-- start of Data for the task --

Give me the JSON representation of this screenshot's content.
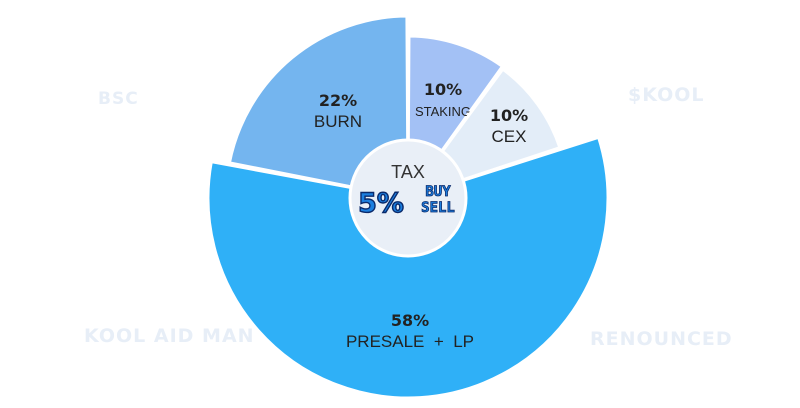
{
  "side_labels": {
    "top_left": "BSC",
    "top_right": "$KOOL",
    "bottom_left": "KOOL AID MAN",
    "bottom_right": "RENOUNCED"
  },
  "chart_data": {
    "type": "pie",
    "slices": [
      {
        "pct_label": "10%",
        "name": "STAKING",
        "value": 10,
        "color": "#a3c1f5",
        "outer": "large"
      },
      {
        "pct_label": "10%",
        "name": "CEX",
        "value": 10,
        "color": "#e3edf8",
        "outer": "small"
      },
      {
        "pct_label": "58%",
        "name": "PRESALE  +  LP",
        "value": 58,
        "color": "#2fb0f7",
        "outer": "large"
      },
      {
        "pct_label": "22%",
        "name": "BURN",
        "value": 22,
        "color": "#74b5ef",
        "outer": "large"
      }
    ],
    "center": {
      "title": "TAX",
      "tax": "5%",
      "buy": "BUY",
      "sell": "SELL"
    },
    "colors": {
      "center_fill": "#e9eff7",
      "tax_blue": "#1c7fe0",
      "tax_outline": "#0a2a6b"
    }
  }
}
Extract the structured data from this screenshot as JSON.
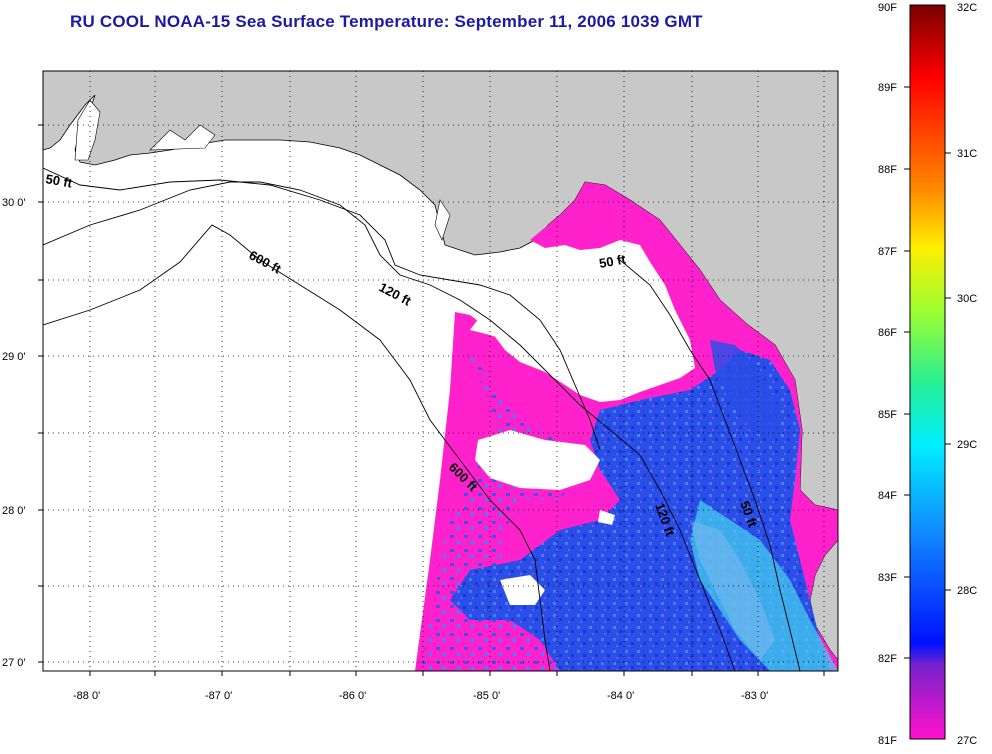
{
  "title": "RU COOL  NOAA-15  Sea Surface Temperature:  September 11, 2006 1039 GMT",
  "lat_labels": [
    "30 0'",
    "29 0'",
    "28 0'",
    "27 0'"
  ],
  "lon_labels": [
    "-88 0'",
    "-87 0'",
    "-86 0'",
    "-85 0'",
    "-84 0'",
    "-83 0'"
  ],
  "contours": [
    {
      "label": "50 ft"
    },
    {
      "label": "600 ft"
    },
    {
      "label": "120 ft"
    },
    {
      "label": "50 ft"
    },
    {
      "label": "600 ft"
    },
    {
      "label": "120 ft"
    },
    {
      "label": "50 ft"
    }
  ],
  "colorbar": {
    "fahrenheit": [
      "90F",
      "89F",
      "88F",
      "87F",
      "86F",
      "85F",
      "84F",
      "83F",
      "82F",
      "81F"
    ],
    "celsius": [
      "32C",
      "31C",
      "30C",
      "29C",
      "28C",
      "27C"
    ]
  },
  "colors": {
    "land": "#c8c8c8",
    "ocean_nodata": "#ffffff",
    "sst_warm_patch": "#ff22cc",
    "sst_cool_patch": "#2244ee",
    "sst_cyan": "#44ccee",
    "title": "#1a1aa6"
  }
}
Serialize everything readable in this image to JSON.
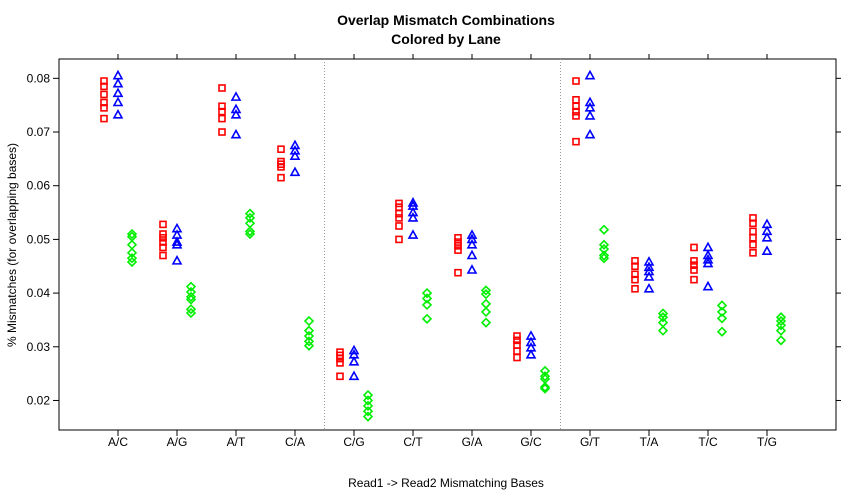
{
  "chart_data": {
    "type": "scatter",
    "title": "Overlap Mismatch Combinations",
    "subtitle": "Colored by Lane",
    "xlabel": "Read1 -> Read2 Mismatching Bases",
    "ylabel": "% Mismatches (for overlapping bases)",
    "categories": [
      "A/C",
      "A/G",
      "A/T",
      "C/A",
      "C/G",
      "C/T",
      "G/A",
      "G/C",
      "G/T",
      "T/A",
      "T/C",
      "T/G"
    ],
    "ylim": [
      0.0145,
      0.0836
    ],
    "yticks": [
      0.02,
      0.03,
      0.04,
      0.05,
      0.06,
      0.07,
      0.08
    ],
    "ytick_labels": [
      "0.02",
      "0.03",
      "0.04",
      "0.05",
      "0.06",
      "0.07",
      "0.08"
    ],
    "group_separators_after": [
      "C/A",
      "G/C"
    ],
    "grid": false,
    "series": [
      {
        "color": "#ff0000",
        "marker": "square",
        "values": [
          [
            0.0795,
            0.0785,
            0.077,
            0.0755,
            0.0745,
            0.0725
          ],
          [
            0.0528,
            0.051,
            0.0503,
            0.0495,
            0.0485,
            0.047
          ],
          [
            0.0782,
            0.0748,
            0.0738,
            0.0725,
            0.07
          ],
          [
            0.0668,
            0.0645,
            0.064,
            0.0635,
            0.0615
          ],
          [
            0.029,
            0.0284,
            0.0278,
            0.027,
            0.0245
          ],
          [
            0.0567,
            0.056,
            0.0548,
            0.054,
            0.0525,
            0.05
          ],
          [
            0.0503,
            0.0495,
            0.0488,
            0.048,
            0.0438
          ],
          [
            0.032,
            0.0312,
            0.0303,
            0.0292,
            0.028
          ],
          [
            0.0795,
            0.076,
            0.0748,
            0.0738,
            0.073,
            0.0682
          ],
          [
            0.046,
            0.045,
            0.0435,
            0.0425,
            0.0408
          ],
          [
            0.0485,
            0.046,
            0.0452,
            0.0443,
            0.0425
          ],
          [
            0.054,
            0.053,
            0.0515,
            0.0503,
            0.049,
            0.0475
          ]
        ]
      },
      {
        "color": "#0000ff",
        "marker": "triangle",
        "values": [
          [
            0.0805,
            0.079,
            0.0772,
            0.0755,
            0.0732
          ],
          [
            0.052,
            0.0508,
            0.0495,
            0.049,
            0.046
          ],
          [
            0.0765,
            0.0742,
            0.0732,
            0.0695
          ],
          [
            0.0675,
            0.0665,
            0.0655,
            0.0625
          ],
          [
            0.0293,
            0.0285,
            0.0272,
            0.0245
          ],
          [
            0.0568,
            0.0562,
            0.055,
            0.054,
            0.0508
          ],
          [
            0.0508,
            0.05,
            0.049,
            0.047,
            0.0443
          ],
          [
            0.032,
            0.0308,
            0.0298,
            0.0285
          ],
          [
            0.0805,
            0.0755,
            0.0745,
            0.073,
            0.0695
          ],
          [
            0.0458,
            0.0448,
            0.044,
            0.043,
            0.0408
          ],
          [
            0.0485,
            0.047,
            0.0462,
            0.0455,
            0.0412
          ],
          [
            0.0528,
            0.0515,
            0.0503,
            0.0478
          ]
        ]
      },
      {
        "color": "#00ee00",
        "marker": "diamond",
        "values": [
          [
            0.051,
            0.0505,
            0.049,
            0.0475,
            0.0465,
            0.0458
          ],
          [
            0.0412,
            0.0402,
            0.0393,
            0.0388,
            0.037,
            0.0363
          ],
          [
            0.0548,
            0.054,
            0.053,
            0.0515,
            0.051
          ],
          [
            0.0348,
            0.033,
            0.032,
            0.031,
            0.0302
          ],
          [
            0.021,
            0.02,
            0.019,
            0.018,
            0.017
          ],
          [
            0.04,
            0.039,
            0.0378,
            0.0352
          ],
          [
            0.0405,
            0.0398,
            0.038,
            0.0365,
            0.0345
          ],
          [
            0.0255,
            0.0245,
            0.024,
            0.0225,
            0.0222
          ],
          [
            0.0518,
            0.049,
            0.0482,
            0.047,
            0.0465
          ],
          [
            0.0362,
            0.0355,
            0.0345,
            0.033
          ],
          [
            0.0377,
            0.0365,
            0.0353,
            0.0328
          ],
          [
            0.0355,
            0.0348,
            0.034,
            0.033,
            0.0312
          ]
        ]
      }
    ]
  }
}
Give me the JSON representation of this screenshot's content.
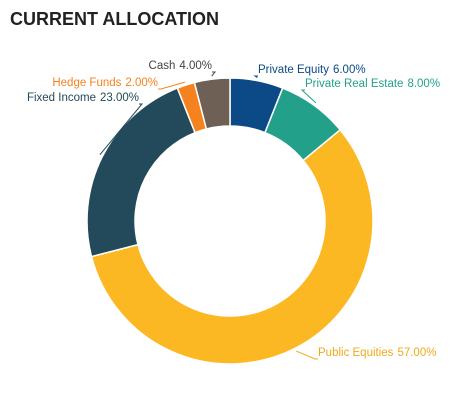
{
  "chart_data": {
    "type": "pie",
    "title": "CURRENT ALLOCATION",
    "categories": [
      "Private Equity",
      "Private Real Estate",
      "Public Equities",
      "Fixed Income",
      "Hedge Funds",
      "Cash"
    ],
    "values": [
      6,
      8,
      57,
      23,
      2,
      4
    ],
    "value_labels": [
      "6.00%",
      "8.00%",
      "57.00%",
      "23.00%",
      "2.00%",
      "4.00%"
    ],
    "colors": [
      "#0b4a86",
      "#23a08a",
      "#fcb823",
      "#234a5a",
      "#f5821f",
      "#6e6055"
    ],
    "label_colors": [
      "#0b4a86",
      "#23a08a",
      "#f0a91c",
      "#234a5a",
      "#f5821f",
      "#444444"
    ]
  }
}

-- end of Data for the task --

— Problem requirements —
Without the pictures, print the whole listing exactly as given.

— Task result —
Give me the JSON representation of this screenshot's content.
{
  "side_labels": {
    "top_left": "BSC",
    "top_right": "$KOOL",
    "bottom_left": "KOOL AID MAN",
    "bottom_right": "RENOUNCED"
  },
  "chart_data": {
    "type": "pie",
    "slices": [
      {
        "pct_label": "10%",
        "name": "STAKING",
        "value": 10,
        "color": "#a3c1f5",
        "outer": "large"
      },
      {
        "pct_label": "10%",
        "name": "CEX",
        "value": 10,
        "color": "#e3edf8",
        "outer": "small"
      },
      {
        "pct_label": "58%",
        "name": "PRESALE  +  LP",
        "value": 58,
        "color": "#2fb0f7",
        "outer": "large"
      },
      {
        "pct_label": "22%",
        "name": "BURN",
        "value": 22,
        "color": "#74b5ef",
        "outer": "large"
      }
    ],
    "center": {
      "title": "TAX",
      "tax": "5%",
      "buy": "BUY",
      "sell": "SELL"
    },
    "colors": {
      "center_fill": "#e9eff7",
      "tax_blue": "#1c7fe0",
      "tax_outline": "#0a2a6b"
    }
  }
}
Extract the structured data from this screenshot as JSON.
{
  "title": "RU COOL  NOAA-15  Sea Surface Temperature:  September 11, 2006 1039 GMT",
  "lat_labels": [
    "30 0'",
    "29 0'",
    "28 0'",
    "27 0'"
  ],
  "lon_labels": [
    "-88 0'",
    "-87 0'",
    "-86 0'",
    "-85 0'",
    "-84 0'",
    "-83 0'"
  ],
  "contours": [
    {
      "label": "50 ft"
    },
    {
      "label": "600 ft"
    },
    {
      "label": "120 ft"
    },
    {
      "label": "50 ft"
    },
    {
      "label": "600 ft"
    },
    {
      "label": "120 ft"
    },
    {
      "label": "50 ft"
    }
  ],
  "colorbar": {
    "fahrenheit": [
      "90F",
      "89F",
      "88F",
      "87F",
      "86F",
      "85F",
      "84F",
      "83F",
      "82F",
      "81F"
    ],
    "celsius": [
      "32C",
      "31C",
      "30C",
      "29C",
      "28C",
      "27C"
    ]
  },
  "colors": {
    "land": "#c8c8c8",
    "ocean_nodata": "#ffffff",
    "sst_warm_patch": "#ff22cc",
    "sst_cool_patch": "#2244ee",
    "sst_cyan": "#44ccee",
    "title": "#1a1aa6"
  }
}
Serialize everything readable in this image to JSON.
{
  "chart_data": {
    "type": "scatter",
    "title": "Overlap Mismatch Combinations",
    "subtitle": "Colored by Lane",
    "xlabel": "Read1 -> Read2 Mismatching Bases",
    "ylabel": "% Mismatches (for overlapping bases)",
    "categories": [
      "A/C",
      "A/G",
      "A/T",
      "C/A",
      "C/G",
      "C/T",
      "G/A",
      "G/C",
      "G/T",
      "T/A",
      "T/C",
      "T/G"
    ],
    "ylim": [
      0.0145,
      0.0836
    ],
    "yticks": [
      0.02,
      0.03,
      0.04,
      0.05,
      0.06,
      0.07,
      0.08
    ],
    "ytick_labels": [
      "0.02",
      "0.03",
      "0.04",
      "0.05",
      "0.06",
      "0.07",
      "0.08"
    ],
    "group_separators_after": [
      "C/A",
      "G/C"
    ],
    "grid": false,
    "series": [
      {
        "color": "#ff0000",
        "marker": "square",
        "values": [
          [
            0.0795,
            0.0785,
            0.077,
            0.0755,
            0.0745,
            0.0725
          ],
          [
            0.0528,
            0.051,
            0.0503,
            0.0495,
            0.0485,
            0.047
          ],
          [
            0.0782,
            0.0748,
            0.0738,
            0.0725,
            0.07
          ],
          [
            0.0668,
            0.0645,
            0.064,
            0.0635,
            0.0615
          ],
          [
            0.029,
            0.0284,
            0.0278,
            0.027,
            0.0245
          ],
          [
            0.0567,
            0.056,
            0.0548,
            0.054,
            0.0525,
            0.05
          ],
          [
            0.0503,
            0.0495,
            0.0488,
            0.048,
            0.0438
          ],
          [
            0.032,
            0.0312,
            0.0303,
            0.0292,
            0.028
          ],
          [
            0.0795,
            0.076,
            0.0748,
            0.0738,
            0.073,
            0.0682
          ],
          [
            0.046,
            0.045,
            0.0435,
            0.0425,
            0.0408
          ],
          [
            0.0485,
            0.046,
            0.0452,
            0.0443,
            0.0425
          ],
          [
            0.054,
            0.053,
            0.0515,
            0.0503,
            0.049,
            0.0475
          ]
        ]
      },
      {
        "color": "#0000ff",
        "marker": "triangle",
        "values": [
          [
            0.0805,
            0.079,
            0.0772,
            0.0755,
            0.0732
          ],
          [
            0.052,
            0.0508,
            0.0495,
            0.049,
            0.046
          ],
          [
            0.0765,
            0.0742,
            0.0732,
            0.0695
          ],
          [
            0.0675,
            0.0665,
            0.0655,
            0.0625
          ],
          [
            0.0293,
            0.0285,
            0.0272,
            0.0245
          ],
          [
            0.0568,
            0.0562,
            0.055,
            0.054,
            0.0508
          ],
          [
            0.0508,
            0.05,
            0.049,
            0.047,
            0.0443
          ],
          [
            0.032,
            0.0308,
            0.0298,
            0.0285
          ],
          [
            0.0805,
            0.0755,
            0.0745,
            0.073,
            0.0695
          ],
          [
            0.0458,
            0.0448,
            0.044,
            0.043,
            0.0408
          ],
          [
            0.0485,
            0.047,
            0.0462,
            0.0455,
            0.0412
          ],
          [
            0.0528,
            0.0515,
            0.0503,
            0.0478
          ]
        ]
      },
      {
        "color": "#00ee00",
        "marker": "diamond",
        "values": [
          [
            0.051,
            0.0505,
            0.049,
            0.0475,
            0.0465,
            0.0458
          ],
          [
            0.0412,
            0.0402,
            0.0393,
            0.0388,
            0.037,
            0.0363
          ],
          [
            0.0548,
            0.054,
            0.053,
            0.0515,
            0.051
          ],
          [
            0.0348,
            0.033,
            0.032,
            0.031,
            0.0302
          ],
          [
            0.021,
            0.02,
            0.019,
            0.018,
            0.017
          ],
          [
            0.04,
            0.039,
            0.0378,
            0.0352
          ],
          [
            0.0405,
            0.0398,
            0.038,
            0.0365,
            0.0345
          ],
          [
            0.0255,
            0.0245,
            0.024,
            0.0225,
            0.0222
          ],
          [
            0.0518,
            0.049,
            0.0482,
            0.047,
            0.0465
          ],
          [
            0.0362,
            0.0355,
            0.0345,
            0.033
          ],
          [
            0.0377,
            0.0365,
            0.0353,
            0.0328
          ],
          [
            0.0355,
            0.0348,
            0.034,
            0.033,
            0.0312
          ]
        ]
      }
    ]
  }
}
Give me the JSON representation of this screenshot's content.
{
  "chart_data": {
    "type": "pie",
    "title": "CURRENT ALLOCATION",
    "categories": [
      "Private Equity",
      "Private Real Estate",
      "Public Equities",
      "Fixed Income",
      "Hedge Funds",
      "Cash"
    ],
    "values": [
      6,
      8,
      57,
      23,
      2,
      4
    ],
    "value_labels": [
      "6.00%",
      "8.00%",
      "57.00%",
      "23.00%",
      "2.00%",
      "4.00%"
    ],
    "colors": [
      "#0b4a86",
      "#23a08a",
      "#fcb823",
      "#234a5a",
      "#f5821f",
      "#6e6055"
    ],
    "label_colors": [
      "#0b4a86",
      "#23a08a",
      "#f0a91c",
      "#234a5a",
      "#f5821f",
      "#444444"
    ]
  }
}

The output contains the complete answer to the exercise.